(Spatial layout data)
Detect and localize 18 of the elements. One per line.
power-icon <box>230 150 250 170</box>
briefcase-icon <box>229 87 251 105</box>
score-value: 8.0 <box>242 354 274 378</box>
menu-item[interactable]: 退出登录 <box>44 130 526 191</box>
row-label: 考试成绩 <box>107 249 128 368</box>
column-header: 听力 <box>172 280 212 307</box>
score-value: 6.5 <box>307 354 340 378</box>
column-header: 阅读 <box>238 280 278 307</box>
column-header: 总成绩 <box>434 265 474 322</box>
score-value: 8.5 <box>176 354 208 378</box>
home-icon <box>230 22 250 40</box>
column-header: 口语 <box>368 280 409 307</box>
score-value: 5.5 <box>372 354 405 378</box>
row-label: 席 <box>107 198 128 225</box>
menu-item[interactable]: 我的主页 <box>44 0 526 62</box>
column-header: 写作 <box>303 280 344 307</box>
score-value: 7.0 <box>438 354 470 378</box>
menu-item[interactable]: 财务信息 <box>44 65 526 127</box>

SET TASK:
Rewrite the records with "score-value" swapped for "score" wherever it occurs, leaving every other character unchanged.

WRITTEN SOLUTION:
Detect and localize 18 of the elements. One per line.
power-icon <box>230 150 250 170</box>
briefcase-icon <box>229 87 251 105</box>
score: 8.0 <box>242 354 274 378</box>
menu-item[interactable]: 退出登录 <box>44 130 526 191</box>
row-label: 考试成绩 <box>107 249 128 368</box>
column-header: 听力 <box>172 280 212 307</box>
score: 6.5 <box>307 354 340 378</box>
column-header: 阅读 <box>238 280 278 307</box>
column-header: 总成绩 <box>434 265 474 322</box>
score: 8.5 <box>176 354 208 378</box>
home-icon <box>230 22 250 40</box>
column-header: 口语 <box>368 280 409 307</box>
score: 5.5 <box>372 354 405 378</box>
row-label: 席 <box>107 198 128 225</box>
menu-item[interactable]: 我的主页 <box>44 0 526 62</box>
column-header: 写作 <box>303 280 344 307</box>
score: 7.0 <box>438 354 470 378</box>
menu-item[interactable]: 财务信息 <box>44 65 526 127</box>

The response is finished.